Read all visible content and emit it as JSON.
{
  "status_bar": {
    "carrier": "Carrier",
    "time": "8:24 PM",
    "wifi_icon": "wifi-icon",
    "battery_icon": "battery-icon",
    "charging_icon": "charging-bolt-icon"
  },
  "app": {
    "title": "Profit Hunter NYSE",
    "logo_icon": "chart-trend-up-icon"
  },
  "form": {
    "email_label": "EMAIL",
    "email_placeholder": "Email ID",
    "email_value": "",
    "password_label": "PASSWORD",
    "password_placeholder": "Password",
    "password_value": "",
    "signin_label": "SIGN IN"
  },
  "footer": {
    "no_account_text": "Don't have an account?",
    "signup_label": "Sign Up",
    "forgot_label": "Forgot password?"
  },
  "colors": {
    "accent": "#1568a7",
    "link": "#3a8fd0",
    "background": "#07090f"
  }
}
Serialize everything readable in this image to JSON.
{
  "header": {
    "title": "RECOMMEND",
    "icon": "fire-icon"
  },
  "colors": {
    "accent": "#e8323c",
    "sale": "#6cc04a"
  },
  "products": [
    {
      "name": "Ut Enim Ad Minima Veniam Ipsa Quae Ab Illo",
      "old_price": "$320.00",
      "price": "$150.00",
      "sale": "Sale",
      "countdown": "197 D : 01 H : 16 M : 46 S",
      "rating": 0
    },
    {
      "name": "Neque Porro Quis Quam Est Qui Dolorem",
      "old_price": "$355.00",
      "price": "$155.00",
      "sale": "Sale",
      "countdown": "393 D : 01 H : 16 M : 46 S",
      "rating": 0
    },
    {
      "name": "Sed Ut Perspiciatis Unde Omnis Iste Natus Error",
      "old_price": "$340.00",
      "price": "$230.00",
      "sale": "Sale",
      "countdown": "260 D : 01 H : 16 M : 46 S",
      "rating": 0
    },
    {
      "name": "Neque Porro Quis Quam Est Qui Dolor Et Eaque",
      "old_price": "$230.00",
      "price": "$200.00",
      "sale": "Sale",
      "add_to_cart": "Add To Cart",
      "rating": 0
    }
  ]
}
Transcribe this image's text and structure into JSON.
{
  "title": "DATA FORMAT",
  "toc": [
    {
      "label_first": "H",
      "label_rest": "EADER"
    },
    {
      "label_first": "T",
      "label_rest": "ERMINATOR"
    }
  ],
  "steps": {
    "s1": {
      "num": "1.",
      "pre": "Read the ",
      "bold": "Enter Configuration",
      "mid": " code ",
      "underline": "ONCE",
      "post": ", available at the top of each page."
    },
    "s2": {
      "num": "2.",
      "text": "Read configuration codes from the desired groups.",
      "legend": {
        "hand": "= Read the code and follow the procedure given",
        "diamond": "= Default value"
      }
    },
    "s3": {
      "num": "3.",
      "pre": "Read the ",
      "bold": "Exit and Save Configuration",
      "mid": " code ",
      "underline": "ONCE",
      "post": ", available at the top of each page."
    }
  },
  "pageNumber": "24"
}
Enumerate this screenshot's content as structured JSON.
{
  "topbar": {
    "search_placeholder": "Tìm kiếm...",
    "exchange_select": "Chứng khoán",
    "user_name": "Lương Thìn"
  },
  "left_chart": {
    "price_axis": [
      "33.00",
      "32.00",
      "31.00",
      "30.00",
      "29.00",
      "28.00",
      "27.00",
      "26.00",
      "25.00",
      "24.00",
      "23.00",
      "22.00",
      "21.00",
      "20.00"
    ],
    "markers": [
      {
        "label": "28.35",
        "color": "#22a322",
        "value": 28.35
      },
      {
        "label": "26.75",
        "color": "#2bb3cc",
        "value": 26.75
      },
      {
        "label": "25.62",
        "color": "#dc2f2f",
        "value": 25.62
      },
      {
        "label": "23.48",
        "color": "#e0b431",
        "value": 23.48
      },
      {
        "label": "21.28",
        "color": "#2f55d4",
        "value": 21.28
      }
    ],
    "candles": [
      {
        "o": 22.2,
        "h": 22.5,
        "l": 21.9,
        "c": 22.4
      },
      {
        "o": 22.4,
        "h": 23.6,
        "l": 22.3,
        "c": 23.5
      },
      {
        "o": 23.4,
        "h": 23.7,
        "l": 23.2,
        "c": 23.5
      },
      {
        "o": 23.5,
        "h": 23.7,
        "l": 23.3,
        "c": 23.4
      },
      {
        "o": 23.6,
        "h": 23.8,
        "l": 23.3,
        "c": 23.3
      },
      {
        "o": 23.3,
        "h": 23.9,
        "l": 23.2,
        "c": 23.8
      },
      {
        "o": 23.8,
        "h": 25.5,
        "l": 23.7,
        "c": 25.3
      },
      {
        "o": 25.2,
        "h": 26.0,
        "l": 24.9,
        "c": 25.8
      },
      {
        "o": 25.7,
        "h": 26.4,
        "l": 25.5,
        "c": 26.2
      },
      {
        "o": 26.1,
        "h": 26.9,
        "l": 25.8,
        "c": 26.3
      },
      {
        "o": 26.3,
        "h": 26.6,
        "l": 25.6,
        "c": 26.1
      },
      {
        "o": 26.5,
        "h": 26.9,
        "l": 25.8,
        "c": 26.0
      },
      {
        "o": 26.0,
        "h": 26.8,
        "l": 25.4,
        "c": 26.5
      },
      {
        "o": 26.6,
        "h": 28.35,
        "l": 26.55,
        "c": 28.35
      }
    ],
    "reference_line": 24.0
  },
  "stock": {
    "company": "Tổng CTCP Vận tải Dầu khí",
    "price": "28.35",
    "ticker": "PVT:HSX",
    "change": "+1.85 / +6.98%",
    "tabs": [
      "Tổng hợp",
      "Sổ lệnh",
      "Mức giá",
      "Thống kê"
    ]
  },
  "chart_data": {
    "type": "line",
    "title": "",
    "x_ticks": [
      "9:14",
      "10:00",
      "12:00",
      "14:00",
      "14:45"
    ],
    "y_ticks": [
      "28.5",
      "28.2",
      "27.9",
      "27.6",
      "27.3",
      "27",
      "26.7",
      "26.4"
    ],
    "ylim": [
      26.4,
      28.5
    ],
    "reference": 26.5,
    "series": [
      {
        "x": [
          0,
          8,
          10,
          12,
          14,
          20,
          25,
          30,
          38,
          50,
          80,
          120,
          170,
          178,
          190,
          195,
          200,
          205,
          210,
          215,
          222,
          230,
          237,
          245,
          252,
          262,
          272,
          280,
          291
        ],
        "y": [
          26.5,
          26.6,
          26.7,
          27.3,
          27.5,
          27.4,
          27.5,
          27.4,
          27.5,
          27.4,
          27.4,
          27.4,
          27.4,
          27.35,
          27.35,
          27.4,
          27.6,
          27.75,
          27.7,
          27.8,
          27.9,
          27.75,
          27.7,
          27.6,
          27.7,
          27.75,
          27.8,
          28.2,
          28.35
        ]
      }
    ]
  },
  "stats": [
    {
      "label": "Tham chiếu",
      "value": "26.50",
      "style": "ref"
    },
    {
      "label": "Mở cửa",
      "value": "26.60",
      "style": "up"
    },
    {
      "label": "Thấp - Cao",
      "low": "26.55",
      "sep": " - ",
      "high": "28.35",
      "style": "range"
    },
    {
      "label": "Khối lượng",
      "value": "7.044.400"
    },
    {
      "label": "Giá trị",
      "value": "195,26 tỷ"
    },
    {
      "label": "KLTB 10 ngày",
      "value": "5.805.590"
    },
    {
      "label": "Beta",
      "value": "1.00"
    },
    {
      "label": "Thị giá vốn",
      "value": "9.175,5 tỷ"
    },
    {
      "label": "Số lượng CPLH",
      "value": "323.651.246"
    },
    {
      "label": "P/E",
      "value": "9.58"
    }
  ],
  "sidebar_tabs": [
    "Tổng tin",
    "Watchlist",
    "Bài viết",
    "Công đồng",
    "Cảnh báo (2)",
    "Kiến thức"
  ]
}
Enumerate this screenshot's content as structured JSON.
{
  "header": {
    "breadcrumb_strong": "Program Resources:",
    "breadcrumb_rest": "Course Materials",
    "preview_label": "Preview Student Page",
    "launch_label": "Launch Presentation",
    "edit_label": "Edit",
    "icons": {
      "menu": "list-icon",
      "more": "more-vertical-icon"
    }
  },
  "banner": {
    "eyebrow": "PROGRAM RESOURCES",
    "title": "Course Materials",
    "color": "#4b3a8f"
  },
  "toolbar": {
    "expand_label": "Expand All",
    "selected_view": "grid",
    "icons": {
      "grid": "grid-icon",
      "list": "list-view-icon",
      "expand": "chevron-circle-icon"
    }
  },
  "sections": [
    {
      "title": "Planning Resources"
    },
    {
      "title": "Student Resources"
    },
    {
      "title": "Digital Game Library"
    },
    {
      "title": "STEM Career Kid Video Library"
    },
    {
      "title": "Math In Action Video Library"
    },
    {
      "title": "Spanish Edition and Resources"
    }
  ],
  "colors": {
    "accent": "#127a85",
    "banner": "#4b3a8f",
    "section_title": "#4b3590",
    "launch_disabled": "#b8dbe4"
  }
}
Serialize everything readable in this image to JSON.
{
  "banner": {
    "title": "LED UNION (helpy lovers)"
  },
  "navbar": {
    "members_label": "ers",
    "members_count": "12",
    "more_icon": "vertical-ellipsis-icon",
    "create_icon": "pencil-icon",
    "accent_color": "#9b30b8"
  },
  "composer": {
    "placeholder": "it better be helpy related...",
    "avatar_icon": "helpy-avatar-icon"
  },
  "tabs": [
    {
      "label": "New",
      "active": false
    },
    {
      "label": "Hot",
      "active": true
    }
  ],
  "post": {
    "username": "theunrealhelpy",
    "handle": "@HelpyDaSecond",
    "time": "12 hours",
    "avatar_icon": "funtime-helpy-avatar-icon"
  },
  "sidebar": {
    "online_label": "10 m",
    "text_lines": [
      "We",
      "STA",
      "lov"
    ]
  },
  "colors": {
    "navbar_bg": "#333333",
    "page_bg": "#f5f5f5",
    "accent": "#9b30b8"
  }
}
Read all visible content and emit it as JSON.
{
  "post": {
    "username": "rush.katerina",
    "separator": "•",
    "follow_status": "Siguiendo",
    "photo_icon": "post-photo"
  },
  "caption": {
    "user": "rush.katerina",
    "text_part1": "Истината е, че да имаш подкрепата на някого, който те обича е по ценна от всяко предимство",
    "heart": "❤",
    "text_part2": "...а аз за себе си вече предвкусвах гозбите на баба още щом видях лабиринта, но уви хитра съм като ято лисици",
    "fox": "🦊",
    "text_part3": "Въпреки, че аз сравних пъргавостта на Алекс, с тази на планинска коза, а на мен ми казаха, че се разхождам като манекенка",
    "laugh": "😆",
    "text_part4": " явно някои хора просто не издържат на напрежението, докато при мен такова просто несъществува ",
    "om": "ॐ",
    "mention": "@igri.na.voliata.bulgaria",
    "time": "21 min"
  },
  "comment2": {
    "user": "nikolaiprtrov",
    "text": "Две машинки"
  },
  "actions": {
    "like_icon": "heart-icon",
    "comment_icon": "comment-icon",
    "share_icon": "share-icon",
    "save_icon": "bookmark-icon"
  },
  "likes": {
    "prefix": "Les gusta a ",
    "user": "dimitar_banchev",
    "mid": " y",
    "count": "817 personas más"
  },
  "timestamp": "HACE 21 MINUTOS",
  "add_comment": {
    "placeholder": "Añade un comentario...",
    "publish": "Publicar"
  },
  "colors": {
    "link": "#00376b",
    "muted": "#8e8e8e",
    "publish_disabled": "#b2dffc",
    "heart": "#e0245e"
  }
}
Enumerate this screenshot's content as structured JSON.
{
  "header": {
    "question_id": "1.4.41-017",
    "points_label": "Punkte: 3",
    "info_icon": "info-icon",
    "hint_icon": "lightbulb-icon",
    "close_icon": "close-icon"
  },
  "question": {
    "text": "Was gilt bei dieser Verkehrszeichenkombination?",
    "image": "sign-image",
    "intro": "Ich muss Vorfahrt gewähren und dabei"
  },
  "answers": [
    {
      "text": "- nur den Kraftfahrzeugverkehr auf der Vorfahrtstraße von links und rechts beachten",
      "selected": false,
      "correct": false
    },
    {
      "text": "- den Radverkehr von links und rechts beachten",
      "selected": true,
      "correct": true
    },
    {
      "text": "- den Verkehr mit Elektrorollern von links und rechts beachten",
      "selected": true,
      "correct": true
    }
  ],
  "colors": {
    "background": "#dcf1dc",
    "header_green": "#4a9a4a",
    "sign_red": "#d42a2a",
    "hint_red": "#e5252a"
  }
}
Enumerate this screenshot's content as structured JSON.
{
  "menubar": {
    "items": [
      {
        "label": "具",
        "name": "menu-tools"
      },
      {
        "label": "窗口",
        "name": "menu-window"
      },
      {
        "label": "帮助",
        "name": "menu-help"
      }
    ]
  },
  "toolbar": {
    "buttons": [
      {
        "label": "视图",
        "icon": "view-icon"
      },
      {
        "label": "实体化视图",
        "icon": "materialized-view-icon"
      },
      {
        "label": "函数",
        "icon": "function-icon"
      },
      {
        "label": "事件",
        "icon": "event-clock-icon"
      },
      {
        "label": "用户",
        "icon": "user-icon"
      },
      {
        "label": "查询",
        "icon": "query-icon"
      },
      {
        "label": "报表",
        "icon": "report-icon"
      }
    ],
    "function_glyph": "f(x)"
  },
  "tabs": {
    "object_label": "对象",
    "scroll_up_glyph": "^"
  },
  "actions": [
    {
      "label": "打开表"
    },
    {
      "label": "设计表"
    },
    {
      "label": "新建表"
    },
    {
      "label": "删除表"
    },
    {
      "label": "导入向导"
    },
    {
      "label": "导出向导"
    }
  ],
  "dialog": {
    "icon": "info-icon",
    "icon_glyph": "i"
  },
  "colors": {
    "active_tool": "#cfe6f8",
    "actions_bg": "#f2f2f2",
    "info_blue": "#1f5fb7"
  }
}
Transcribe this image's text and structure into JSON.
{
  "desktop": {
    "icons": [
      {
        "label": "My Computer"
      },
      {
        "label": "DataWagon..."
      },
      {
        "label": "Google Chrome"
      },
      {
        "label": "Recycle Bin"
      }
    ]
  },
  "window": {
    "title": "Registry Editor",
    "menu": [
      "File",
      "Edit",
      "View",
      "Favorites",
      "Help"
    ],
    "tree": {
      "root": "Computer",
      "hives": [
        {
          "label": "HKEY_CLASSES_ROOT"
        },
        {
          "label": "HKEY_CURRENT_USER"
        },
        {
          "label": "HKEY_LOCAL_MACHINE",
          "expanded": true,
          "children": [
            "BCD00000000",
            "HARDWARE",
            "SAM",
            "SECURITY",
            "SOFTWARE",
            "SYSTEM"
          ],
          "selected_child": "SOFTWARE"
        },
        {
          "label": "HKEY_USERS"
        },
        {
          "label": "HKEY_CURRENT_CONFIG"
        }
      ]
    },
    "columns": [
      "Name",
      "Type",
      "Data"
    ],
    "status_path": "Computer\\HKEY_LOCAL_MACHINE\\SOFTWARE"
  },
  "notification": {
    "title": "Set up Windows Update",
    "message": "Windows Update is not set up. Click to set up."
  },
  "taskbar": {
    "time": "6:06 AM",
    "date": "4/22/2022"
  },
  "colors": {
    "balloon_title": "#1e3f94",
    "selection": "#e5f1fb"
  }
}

::::::

YOUR TASK
Pull every line containing "Windows" from the data.

THE REPLY
    "title": "Set up Windows Update",
    "message": "Windows Update is not set up. Click to set up."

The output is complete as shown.